-- begin RECORDED INFORMATION --

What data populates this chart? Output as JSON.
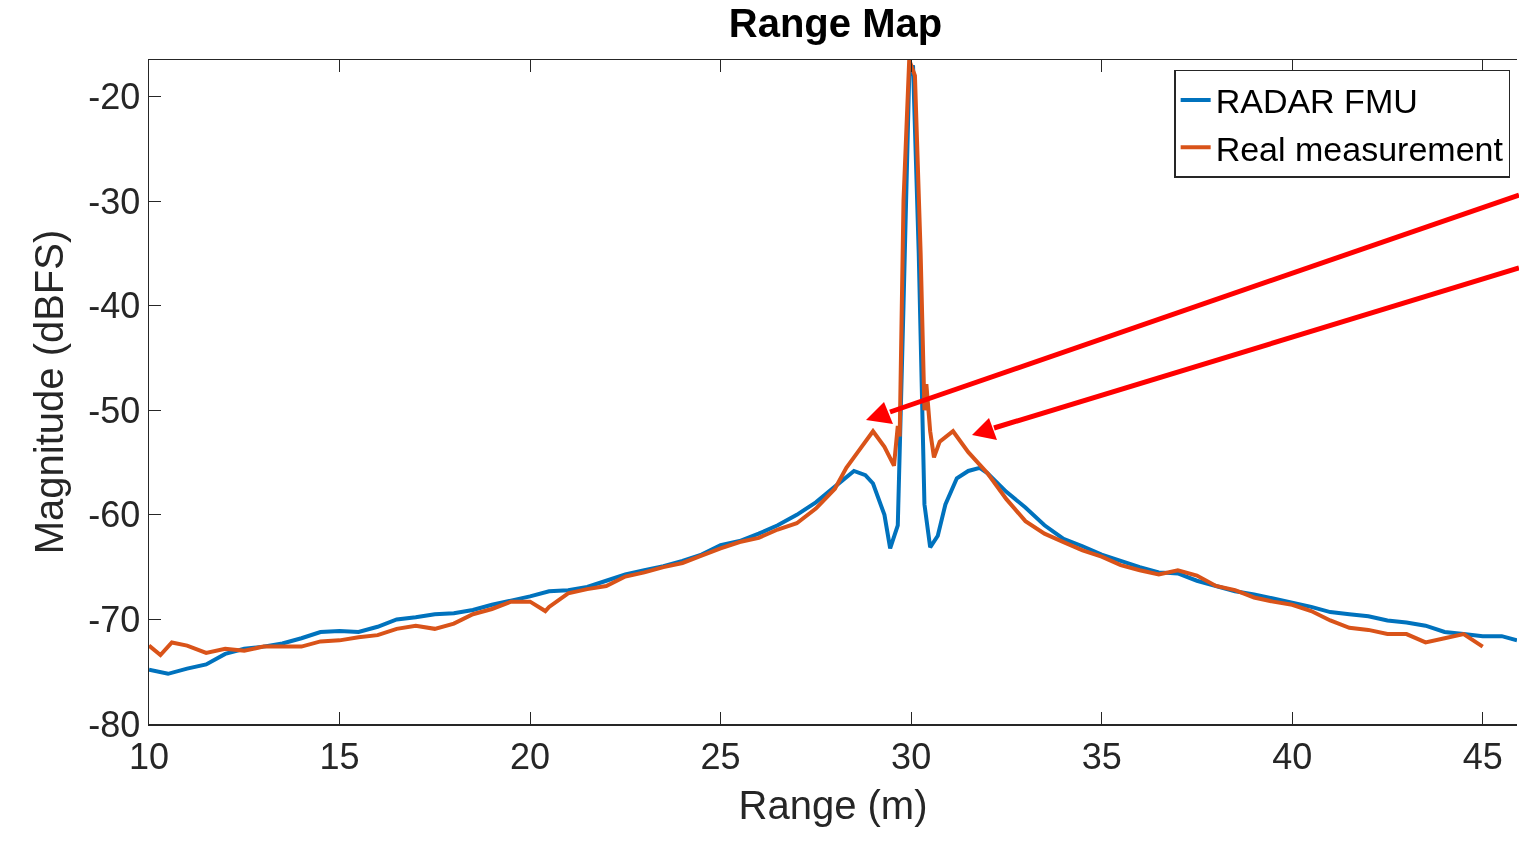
{
  "chart_data": {
    "type": "line",
    "title": "Range Map",
    "xlabel": "Range (m)",
    "ylabel": "Magnitude (dBFS)",
    "xlim": [
      10,
      45.9
    ],
    "xticks": [
      10,
      15,
      20,
      25,
      30,
      35,
      40,
      45
    ],
    "ylim": [
      -80,
      -16.5
    ],
    "yticks": [
      -80,
      -70,
      -60,
      -50,
      -40,
      -30,
      -20
    ],
    "grid": false,
    "legend": "top right",
    "marker": "none",
    "line_style": "solid",
    "series": [
      {
        "name": "RADAR FMU",
        "color": "#0072bd",
        "x": [
          10,
          10.5,
          11,
          11.5,
          12,
          12.5,
          13,
          13.5,
          14,
          14.5,
          15,
          15.5,
          16,
          16.5,
          17,
          17.5,
          18,
          18.5,
          19,
          19.5,
          20,
          20.5,
          21,
          21.5,
          22,
          22.5,
          23,
          23.5,
          24,
          24.5,
          25,
          25.5,
          26,
          26.5,
          27,
          27.5,
          28,
          28.5,
          28.8,
          29,
          29.3,
          29.45,
          29.65,
          29.8,
          29.95,
          30.05,
          30.2,
          30.35,
          30.5,
          30.7,
          30.9,
          31.2,
          31.5,
          31.8,
          32,
          32.5,
          33,
          33.5,
          34,
          34.5,
          35,
          35.5,
          36,
          36.5,
          37,
          37.5,
          38,
          38.5,
          39,
          39.5,
          40,
          40.5,
          41,
          41.5,
          42,
          42.5,
          43,
          43.5,
          44,
          44.5,
          45,
          45.5,
          45.9
        ],
        "values": [
          -74.8,
          -75.2,
          -74.7,
          -74.3,
          -73.3,
          -72.8,
          -72.6,
          -72.3,
          -71.8,
          -71.2,
          -71.1,
          -71.2,
          -70.7,
          -70,
          -69.8,
          -69.5,
          -69.4,
          -69.1,
          -68.6,
          -68.2,
          -67.8,
          -67.3,
          -67.2,
          -66.9,
          -66.3,
          -65.7,
          -65.3,
          -64.9,
          -64.4,
          -63.8,
          -62.9,
          -62.5,
          -61.8,
          -61,
          -60,
          -58.8,
          -57.3,
          -55.8,
          -56.2,
          -57,
          -60,
          -63.2,
          -61,
          -40,
          -18,
          -17,
          -35,
          -59,
          -63.1,
          -62,
          -59,
          -56.5,
          -55.8,
          -55.5,
          -56,
          -57.8,
          -59.3,
          -61,
          -62.3,
          -63,
          -63.8,
          -64.4,
          -65,
          -65.5,
          -65.6,
          -66.3,
          -66.8,
          -67.3,
          -67.6,
          -68,
          -68.4,
          -68.8,
          -69.3,
          -69.5,
          -69.7,
          -70.1,
          -70.3,
          -70.6,
          -71.2,
          -71.4,
          -71.6,
          -71.6,
          -72
        ]
      },
      {
        "name": "Real measurement",
        "color": "#d95319",
        "x": [
          10,
          10.3,
          10.6,
          11,
          11.5,
          12,
          12.5,
          13,
          13.5,
          14,
          14.5,
          15,
          15.5,
          16,
          16.5,
          17,
          17.5,
          18,
          18.5,
          19,
          19.5,
          20,
          20.4,
          20.5,
          21,
          21.5,
          22,
          22.5,
          23,
          23.5,
          24,
          24.5,
          25,
          25.5,
          26,
          26.5,
          27,
          27.5,
          28,
          28.3,
          28.6,
          29,
          29.3,
          29.55,
          29.65,
          29.7,
          29.8,
          29.95,
          30.1,
          30.25,
          30.35,
          30.4,
          30.5,
          30.6,
          30.75,
          31.1,
          31.5,
          32,
          32.5,
          33,
          33.5,
          34,
          34.5,
          35,
          35.5,
          36,
          36.5,
          37,
          37.5,
          38,
          38.5,
          39,
          39.5,
          40,
          40.5,
          41,
          41.5,
          42,
          42.5,
          43,
          43.5,
          44,
          44.5,
          45
        ],
        "values": [
          -72.5,
          -73.4,
          -72.2,
          -72.5,
          -73.2,
          -72.8,
          -73,
          -72.6,
          -72.6,
          -72.6,
          -72.1,
          -72,
          -71.7,
          -71.5,
          -70.9,
          -70.6,
          -70.9,
          -70.4,
          -69.5,
          -69,
          -68.3,
          -68.3,
          -69.2,
          -68.8,
          -67.5,
          -67.1,
          -66.8,
          -65.9,
          -65.5,
          -65,
          -64.6,
          -63.9,
          -63.2,
          -62.6,
          -62.2,
          -61.4,
          -60.8,
          -59.4,
          -57.5,
          -55.5,
          -54,
          -52,
          -53.5,
          -55.3,
          -51.5,
          -52.5,
          -30,
          -16.5,
          -18,
          -35,
          -50,
          -47.5,
          -52,
          -54.5,
          -53,
          -52,
          -54,
          -56,
          -58.5,
          -60.6,
          -61.8,
          -62.6,
          -63.4,
          -64,
          -64.8,
          -65.3,
          -65.7,
          -65.3,
          -65.8,
          -66.8,
          -67.2,
          -67.9,
          -68.3,
          -68.6,
          -69.2,
          -70.1,
          -70.8,
          -71,
          -71.4,
          -71.4,
          -72.2,
          -71.8,
          -71.4,
          -72.6
        ]
      }
    ]
  }
}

-- end RECORDED INFORMATION --

§ **SET TASK**: Write out the whole listing exactly, and drop the pictures.

§ **SOLUTION FOR THIS TASK**:
What data populates this chart? Output as JSON.
{
  "chart_data": {
    "type": "line",
    "title": "Range Map",
    "xlabel": "Range (m)",
    "ylabel": "Magnitude (dBFS)",
    "xlim": [
      10,
      45.9
    ],
    "xticks": [
      10,
      15,
      20,
      25,
      30,
      35,
      40,
      45
    ],
    "ylim": [
      -80,
      -16.5
    ],
    "yticks": [
      -80,
      -70,
      -60,
      -50,
      -40,
      -30,
      -20
    ],
    "grid": false,
    "legend": "top right",
    "marker": "none",
    "line_style": "solid",
    "series": [
      {
        "name": "RADAR FMU",
        "color": "#0072bd",
        "x": [
          10,
          10.5,
          11,
          11.5,
          12,
          12.5,
          13,
          13.5,
          14,
          14.5,
          15,
          15.5,
          16,
          16.5,
          17,
          17.5,
          18,
          18.5,
          19,
          19.5,
          20,
          20.5,
          21,
          21.5,
          22,
          22.5,
          23,
          23.5,
          24,
          24.5,
          25,
          25.5,
          26,
          26.5,
          27,
          27.5,
          28,
          28.5,
          28.8,
          29,
          29.3,
          29.45,
          29.65,
          29.8,
          29.95,
          30.05,
          30.2,
          30.35,
          30.5,
          30.7,
          30.9,
          31.2,
          31.5,
          31.8,
          32,
          32.5,
          33,
          33.5,
          34,
          34.5,
          35,
          35.5,
          36,
          36.5,
          37,
          37.5,
          38,
          38.5,
          39,
          39.5,
          40,
          40.5,
          41,
          41.5,
          42,
          42.5,
          43,
          43.5,
          44,
          44.5,
          45,
          45.5,
          45.9
        ],
        "values": [
          -74.8,
          -75.2,
          -74.7,
          -74.3,
          -73.3,
          -72.8,
          -72.6,
          -72.3,
          -71.8,
          -71.2,
          -71.1,
          -71.2,
          -70.7,
          -70,
          -69.8,
          -69.5,
          -69.4,
          -69.1,
          -68.6,
          -68.2,
          -67.8,
          -67.3,
          -67.2,
          -66.9,
          -66.3,
          -65.7,
          -65.3,
          -64.9,
          -64.4,
          -63.8,
          -62.9,
          -62.5,
          -61.8,
          -61,
          -60,
          -58.8,
          -57.3,
          -55.8,
          -56.2,
          -57,
          -60,
          -63.2,
          -61,
          -40,
          -18,
          -17,
          -35,
          -59,
          -63.1,
          -62,
          -59,
          -56.5,
          -55.8,
          -55.5,
          -56,
          -57.8,
          -59.3,
          -61,
          -62.3,
          -63,
          -63.8,
          -64.4,
          -65,
          -65.5,
          -65.6,
          -66.3,
          -66.8,
          -67.3,
          -67.6,
          -68,
          -68.4,
          -68.8,
          -69.3,
          -69.5,
          -69.7,
          -70.1,
          -70.3,
          -70.6,
          -71.2,
          -71.4,
          -71.6,
          -71.6,
          -72
        ]
      },
      {
        "name": "Real measurement",
        "color": "#d95319",
        "x": [
          10,
          10.3,
          10.6,
          11,
          11.5,
          12,
          12.5,
          13,
          13.5,
          14,
          14.5,
          15,
          15.5,
          16,
          16.5,
          17,
          17.5,
          18,
          18.5,
          19,
          19.5,
          20,
          20.4,
          20.5,
          21,
          21.5,
          22,
          22.5,
          23,
          23.5,
          24,
          24.5,
          25,
          25.5,
          26,
          26.5,
          27,
          27.5,
          28,
          28.3,
          28.6,
          29,
          29.3,
          29.55,
          29.65,
          29.7,
          29.8,
          29.95,
          30.1,
          30.25,
          30.35,
          30.4,
          30.5,
          30.6,
          30.75,
          31.1,
          31.5,
          32,
          32.5,
          33,
          33.5,
          34,
          34.5,
          35,
          35.5,
          36,
          36.5,
          37,
          37.5,
          38,
          38.5,
          39,
          39.5,
          40,
          40.5,
          41,
          41.5,
          42,
          42.5,
          43,
          43.5,
          44,
          44.5,
          45
        ],
        "values": [
          -72.5,
          -73.4,
          -72.2,
          -72.5,
          -73.2,
          -72.8,
          -73,
          -72.6,
          -72.6,
          -72.6,
          -72.1,
          -72,
          -71.7,
          -71.5,
          -70.9,
          -70.6,
          -70.9,
          -70.4,
          -69.5,
          -69,
          -68.3,
          -68.3,
          -69.2,
          -68.8,
          -67.5,
          -67.1,
          -66.8,
          -65.9,
          -65.5,
          -65,
          -64.6,
          -63.9,
          -63.2,
          -62.6,
          -62.2,
          -61.4,
          -60.8,
          -59.4,
          -57.5,
          -55.5,
          -54,
          -52,
          -53.5,
          -55.3,
          -51.5,
          -52.5,
          -30,
          -16.5,
          -18,
          -35,
          -50,
          -47.5,
          -52,
          -54.5,
          -53,
          -52,
          -54,
          -56,
          -58.5,
          -60.6,
          -61.8,
          -62.6,
          -63.4,
          -64,
          -64.8,
          -65.3,
          -65.7,
          -65.3,
          -65.8,
          -66.8,
          -67.2,
          -67.9,
          -68.3,
          -68.6,
          -69.2,
          -70.1,
          -70.8,
          -71,
          -71.4,
          -71.4,
          -72.2,
          -71.8,
          -71.4,
          -72.6
        ]
      }
    ]
  }
}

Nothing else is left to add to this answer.